> MATERIAL PROVIDED
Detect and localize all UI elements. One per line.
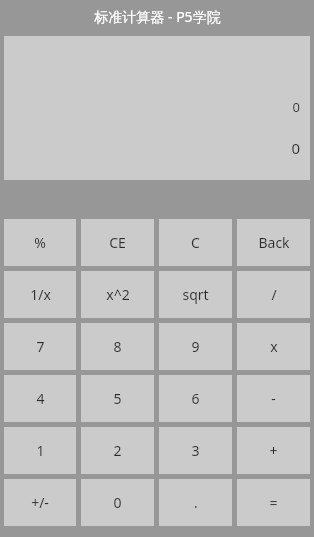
- staticText: 6: [191, 389, 200, 408]
- button[interactable]: sqrt: [159, 271, 232, 318]
- button[interactable]: +: [237, 427, 310, 474]
- staticText: 8: [113, 337, 122, 356]
- button[interactable]: 1/x: [4, 271, 76, 318]
- staticText: 5: [113, 389, 122, 408]
- button[interactable]: Back: [237, 219, 310, 266]
- staticText: 1: [36, 441, 45, 460]
- staticText: +: [269, 441, 278, 460]
- button[interactable]: 3: [159, 427, 232, 474]
- button[interactable]: 9: [159, 323, 232, 370]
- staticText: 7: [36, 337, 45, 356]
- staticText: 2: [113, 441, 122, 460]
- staticText: /: [271, 285, 277, 304]
- button[interactable]: 5: [81, 375, 154, 422]
- button[interactable]: 0: [81, 479, 154, 526]
- button[interactable]: 6: [159, 375, 232, 422]
- staticText: CE: [109, 233, 126, 252]
- button[interactable]: CE: [81, 219, 154, 266]
- staticText: 1/x: [30, 285, 51, 304]
- staticText: 9: [191, 337, 200, 356]
- staticText: 3: [191, 441, 200, 460]
- staticText: x: [270, 337, 278, 356]
- staticText: x^2: [106, 285, 130, 304]
- button[interactable]: x^2: [81, 271, 154, 318]
- staticText: 0: [291, 138, 300, 158]
- staticText: +/-: [31, 493, 49, 512]
- staticText: =: [269, 493, 278, 512]
- staticText: -: [271, 389, 276, 408]
- button[interactable]: -: [237, 375, 310, 422]
- button[interactable]: .: [159, 479, 232, 526]
- staticText: 4: [36, 389, 45, 408]
- staticText: .: [194, 493, 198, 512]
- button[interactable]: 2: [81, 427, 154, 474]
- staticText: 0: [292, 98, 300, 116]
- button[interactable]: =: [237, 479, 310, 526]
- button[interactable]: 1: [4, 427, 76, 474]
- button[interactable]: 7: [4, 323, 76, 370]
- button[interactable]: %: [4, 219, 76, 266]
- staticText: Back: [258, 233, 290, 252]
- button[interactable]: 8: [81, 323, 154, 370]
- button[interactable]: /: [237, 271, 310, 318]
- button[interactable]: x: [237, 323, 310, 370]
- staticText: 标准计算器 - P5学院: [94, 7, 221, 26]
- button[interactable]: +/-: [4, 479, 76, 526]
- button[interactable]: 4: [4, 375, 76, 422]
- staticText: C: [191, 233, 200, 252]
- staticText: sqrt: [182, 285, 209, 304]
- staticText: %: [34, 233, 46, 252]
- staticText: 0: [113, 493, 122, 512]
- button[interactable]: C: [159, 219, 232, 266]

> REQUEST
Copy out the lines of the material above verbatim, from the line containing "- staticText: 6: [191, 389, 200, 408]" through the line containing "- button[interactable]: 0: [81, 479, 154, 526]", both included.

> SOLUTION TO THE EXERCISE
- staticText: 6: [191, 389, 200, 408]
- button[interactable]: sqrt: [159, 271, 232, 318]
- button[interactable]: +: [237, 427, 310, 474]
- staticText: 8: [113, 337, 122, 356]
- button[interactable]: 1/x: [4, 271, 76, 318]
- staticText: 5: [113, 389, 122, 408]
- button[interactable]: Back: [237, 219, 310, 266]
- staticText: 1: [36, 441, 45, 460]
- staticText: +: [269, 441, 278, 460]
- button[interactable]: 3: [159, 427, 232, 474]
- button[interactable]: 9: [159, 323, 232, 370]
- staticText: 7: [36, 337, 45, 356]
- staticText: 2: [113, 441, 122, 460]
- staticText: /: [271, 285, 277, 304]
- button[interactable]: 5: [81, 375, 154, 422]
- button[interactable]: 0: [81, 479, 154, 526]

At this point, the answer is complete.